Tally the lines containing the word "Regression" and give the total alone.
--- start ---
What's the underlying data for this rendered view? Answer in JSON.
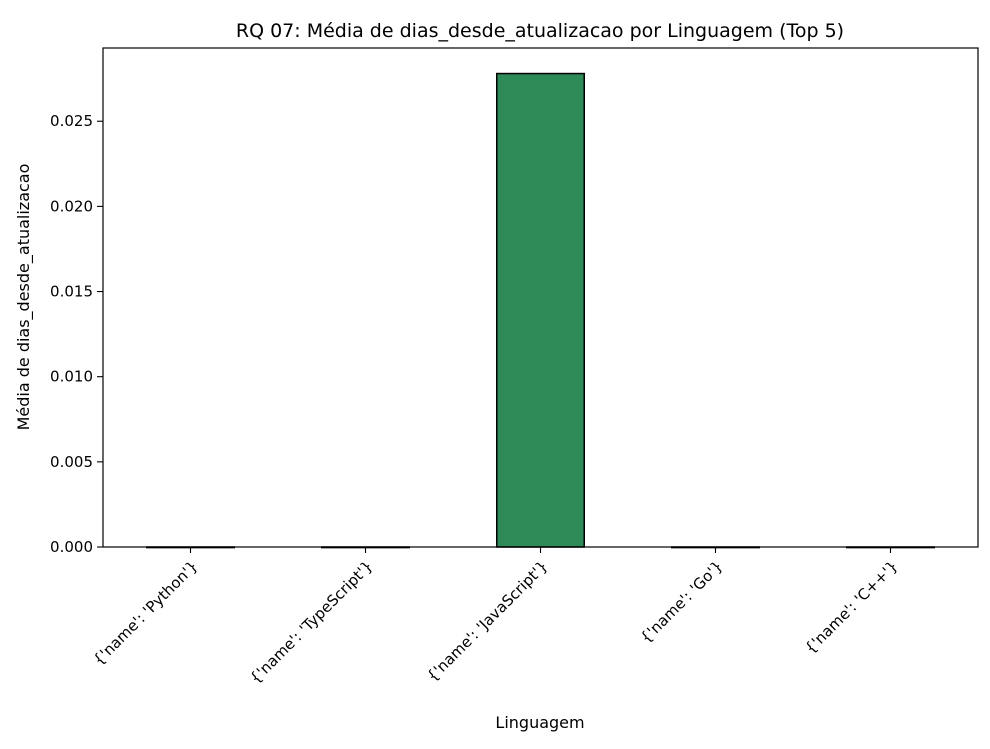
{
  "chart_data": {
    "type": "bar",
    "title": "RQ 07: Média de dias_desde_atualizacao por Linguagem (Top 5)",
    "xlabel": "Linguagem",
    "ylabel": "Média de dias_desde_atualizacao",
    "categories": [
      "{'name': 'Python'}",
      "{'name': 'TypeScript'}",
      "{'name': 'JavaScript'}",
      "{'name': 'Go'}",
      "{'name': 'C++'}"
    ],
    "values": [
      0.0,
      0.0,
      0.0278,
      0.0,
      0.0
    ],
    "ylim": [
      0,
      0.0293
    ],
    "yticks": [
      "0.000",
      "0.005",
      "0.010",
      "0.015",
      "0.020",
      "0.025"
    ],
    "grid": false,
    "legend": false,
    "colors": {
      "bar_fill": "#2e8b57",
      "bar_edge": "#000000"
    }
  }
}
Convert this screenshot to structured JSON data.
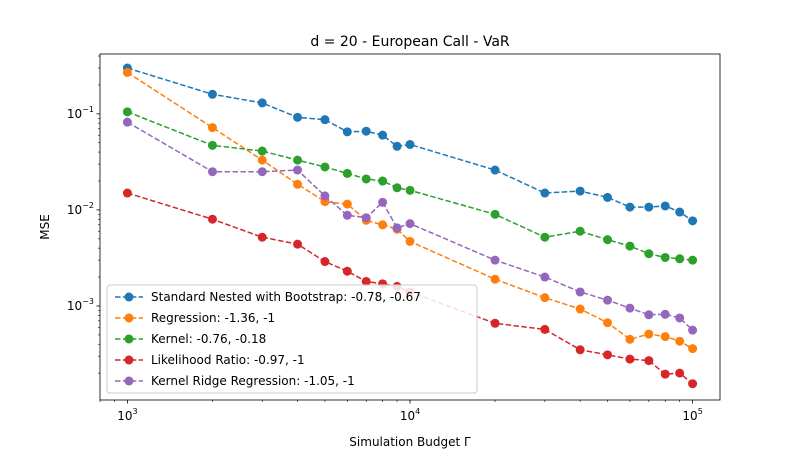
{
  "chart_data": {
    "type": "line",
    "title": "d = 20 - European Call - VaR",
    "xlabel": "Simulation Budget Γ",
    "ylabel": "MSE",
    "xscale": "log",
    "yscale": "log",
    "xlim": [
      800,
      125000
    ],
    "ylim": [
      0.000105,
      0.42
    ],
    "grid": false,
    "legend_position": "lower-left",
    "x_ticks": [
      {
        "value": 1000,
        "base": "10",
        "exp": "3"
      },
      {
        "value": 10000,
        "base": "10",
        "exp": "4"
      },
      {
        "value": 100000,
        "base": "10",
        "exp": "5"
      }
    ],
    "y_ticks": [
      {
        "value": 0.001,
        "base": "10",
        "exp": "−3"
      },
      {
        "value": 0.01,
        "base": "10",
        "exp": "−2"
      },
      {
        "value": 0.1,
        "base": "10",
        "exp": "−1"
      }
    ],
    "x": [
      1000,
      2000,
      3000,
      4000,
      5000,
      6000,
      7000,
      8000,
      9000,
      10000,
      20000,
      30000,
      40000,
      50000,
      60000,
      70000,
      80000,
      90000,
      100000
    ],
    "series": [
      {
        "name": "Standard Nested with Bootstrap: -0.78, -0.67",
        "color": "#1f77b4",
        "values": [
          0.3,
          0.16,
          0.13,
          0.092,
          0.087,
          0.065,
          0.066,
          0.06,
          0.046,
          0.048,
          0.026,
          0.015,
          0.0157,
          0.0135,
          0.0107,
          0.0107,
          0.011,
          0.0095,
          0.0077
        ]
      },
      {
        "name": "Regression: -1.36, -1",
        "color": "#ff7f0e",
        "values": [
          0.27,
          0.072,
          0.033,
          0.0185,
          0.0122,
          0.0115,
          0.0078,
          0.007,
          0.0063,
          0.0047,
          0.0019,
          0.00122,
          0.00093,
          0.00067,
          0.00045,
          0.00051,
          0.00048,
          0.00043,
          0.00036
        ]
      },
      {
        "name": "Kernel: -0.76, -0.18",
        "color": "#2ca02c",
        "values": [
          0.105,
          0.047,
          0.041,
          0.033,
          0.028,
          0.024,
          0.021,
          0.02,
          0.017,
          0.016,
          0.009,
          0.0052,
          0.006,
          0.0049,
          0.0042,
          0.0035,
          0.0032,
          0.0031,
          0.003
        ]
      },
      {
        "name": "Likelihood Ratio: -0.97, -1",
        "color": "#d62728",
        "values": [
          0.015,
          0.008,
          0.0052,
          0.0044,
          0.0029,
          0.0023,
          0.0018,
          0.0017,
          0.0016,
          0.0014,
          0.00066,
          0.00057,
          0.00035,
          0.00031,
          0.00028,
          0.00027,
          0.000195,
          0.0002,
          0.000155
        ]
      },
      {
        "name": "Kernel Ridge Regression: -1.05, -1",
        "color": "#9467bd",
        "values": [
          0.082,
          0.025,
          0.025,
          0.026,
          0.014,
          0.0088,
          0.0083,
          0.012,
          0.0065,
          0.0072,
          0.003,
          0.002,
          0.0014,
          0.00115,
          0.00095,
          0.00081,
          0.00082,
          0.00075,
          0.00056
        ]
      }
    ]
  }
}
--- end ---
RESPONSE TO THE EXERCISE: 2